### WRITTEN PROBLEM
Gather up the lines with the word "position" in them.

(Records from a collection of figures)
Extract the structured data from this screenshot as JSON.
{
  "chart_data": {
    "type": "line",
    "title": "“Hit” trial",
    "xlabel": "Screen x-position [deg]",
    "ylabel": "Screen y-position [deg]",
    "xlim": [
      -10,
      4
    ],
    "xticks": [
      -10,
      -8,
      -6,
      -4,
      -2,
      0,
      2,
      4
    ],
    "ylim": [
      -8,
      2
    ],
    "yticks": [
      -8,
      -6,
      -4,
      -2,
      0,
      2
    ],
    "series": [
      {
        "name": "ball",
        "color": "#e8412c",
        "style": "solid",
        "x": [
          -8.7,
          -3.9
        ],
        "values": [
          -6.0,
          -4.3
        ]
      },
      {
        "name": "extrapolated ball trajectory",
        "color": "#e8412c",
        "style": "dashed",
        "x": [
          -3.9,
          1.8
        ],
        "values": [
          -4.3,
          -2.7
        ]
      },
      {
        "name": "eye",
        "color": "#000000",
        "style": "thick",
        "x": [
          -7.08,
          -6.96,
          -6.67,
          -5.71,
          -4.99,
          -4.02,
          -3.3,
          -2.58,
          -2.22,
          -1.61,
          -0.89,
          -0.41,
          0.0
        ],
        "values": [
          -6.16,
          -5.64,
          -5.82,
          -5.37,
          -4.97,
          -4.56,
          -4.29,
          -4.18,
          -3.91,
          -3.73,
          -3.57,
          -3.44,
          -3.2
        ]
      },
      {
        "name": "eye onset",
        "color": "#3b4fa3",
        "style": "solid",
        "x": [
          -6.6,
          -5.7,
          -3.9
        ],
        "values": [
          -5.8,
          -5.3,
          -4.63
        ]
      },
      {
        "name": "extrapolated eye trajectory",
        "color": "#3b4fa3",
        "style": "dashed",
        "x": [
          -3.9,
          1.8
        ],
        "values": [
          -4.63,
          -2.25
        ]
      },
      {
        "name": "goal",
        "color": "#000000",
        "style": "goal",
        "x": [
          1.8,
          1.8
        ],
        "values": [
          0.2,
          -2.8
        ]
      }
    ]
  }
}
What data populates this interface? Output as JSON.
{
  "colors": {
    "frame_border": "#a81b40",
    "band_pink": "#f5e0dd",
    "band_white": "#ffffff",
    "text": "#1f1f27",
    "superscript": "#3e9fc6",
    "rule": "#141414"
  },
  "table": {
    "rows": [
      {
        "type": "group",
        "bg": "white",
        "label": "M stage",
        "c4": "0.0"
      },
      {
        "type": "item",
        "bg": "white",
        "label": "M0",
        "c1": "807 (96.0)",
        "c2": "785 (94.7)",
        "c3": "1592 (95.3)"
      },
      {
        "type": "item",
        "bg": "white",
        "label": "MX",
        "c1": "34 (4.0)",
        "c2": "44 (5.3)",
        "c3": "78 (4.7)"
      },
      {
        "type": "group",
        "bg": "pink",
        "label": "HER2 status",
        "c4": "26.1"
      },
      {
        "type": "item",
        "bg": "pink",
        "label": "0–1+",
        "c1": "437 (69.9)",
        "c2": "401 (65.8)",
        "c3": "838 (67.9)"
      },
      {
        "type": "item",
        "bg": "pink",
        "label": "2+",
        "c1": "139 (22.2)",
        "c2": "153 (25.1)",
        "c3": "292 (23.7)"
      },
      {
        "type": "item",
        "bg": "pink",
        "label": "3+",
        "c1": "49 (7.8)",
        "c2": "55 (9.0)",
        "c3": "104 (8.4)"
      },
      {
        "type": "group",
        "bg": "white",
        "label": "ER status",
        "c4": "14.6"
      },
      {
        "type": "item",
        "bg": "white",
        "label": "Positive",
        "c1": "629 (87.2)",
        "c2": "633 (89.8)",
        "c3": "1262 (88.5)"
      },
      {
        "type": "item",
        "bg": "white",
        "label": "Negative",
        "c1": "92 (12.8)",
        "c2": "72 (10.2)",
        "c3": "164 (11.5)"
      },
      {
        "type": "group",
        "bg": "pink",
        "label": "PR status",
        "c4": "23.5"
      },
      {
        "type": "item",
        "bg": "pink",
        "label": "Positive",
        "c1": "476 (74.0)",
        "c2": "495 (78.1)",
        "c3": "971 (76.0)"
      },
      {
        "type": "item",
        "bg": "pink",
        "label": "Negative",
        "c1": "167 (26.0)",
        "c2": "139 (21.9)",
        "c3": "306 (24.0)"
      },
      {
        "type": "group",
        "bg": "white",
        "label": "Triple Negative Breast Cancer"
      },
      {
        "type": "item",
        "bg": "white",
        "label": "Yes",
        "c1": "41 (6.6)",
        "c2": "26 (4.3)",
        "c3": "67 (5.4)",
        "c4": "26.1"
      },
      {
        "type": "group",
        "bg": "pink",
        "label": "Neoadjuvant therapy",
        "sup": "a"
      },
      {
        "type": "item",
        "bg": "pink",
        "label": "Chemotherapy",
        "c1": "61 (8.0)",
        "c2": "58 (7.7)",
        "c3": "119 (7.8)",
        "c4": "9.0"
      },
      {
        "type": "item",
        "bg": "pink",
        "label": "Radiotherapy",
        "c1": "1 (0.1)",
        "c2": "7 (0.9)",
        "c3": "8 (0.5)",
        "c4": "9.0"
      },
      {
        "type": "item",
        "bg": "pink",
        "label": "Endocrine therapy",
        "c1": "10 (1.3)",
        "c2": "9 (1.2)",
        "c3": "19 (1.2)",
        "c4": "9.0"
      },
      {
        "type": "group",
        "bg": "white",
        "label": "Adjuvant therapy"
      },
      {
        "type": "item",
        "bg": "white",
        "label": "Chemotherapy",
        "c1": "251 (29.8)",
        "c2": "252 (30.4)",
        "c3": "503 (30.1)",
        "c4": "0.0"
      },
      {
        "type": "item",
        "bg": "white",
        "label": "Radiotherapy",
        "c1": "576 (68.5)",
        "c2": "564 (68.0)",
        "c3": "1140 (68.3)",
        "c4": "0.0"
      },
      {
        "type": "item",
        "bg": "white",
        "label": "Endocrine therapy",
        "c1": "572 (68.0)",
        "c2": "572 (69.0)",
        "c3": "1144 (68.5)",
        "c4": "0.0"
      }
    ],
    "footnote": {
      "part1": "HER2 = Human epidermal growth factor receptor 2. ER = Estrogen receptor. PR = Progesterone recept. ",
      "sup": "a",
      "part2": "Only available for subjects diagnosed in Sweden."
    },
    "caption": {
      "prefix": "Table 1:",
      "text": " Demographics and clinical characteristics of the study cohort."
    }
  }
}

### ANSWER BELOW
    "xlabel": "Screen x-position [deg]",
    "ylabel": "Screen y-position [deg]",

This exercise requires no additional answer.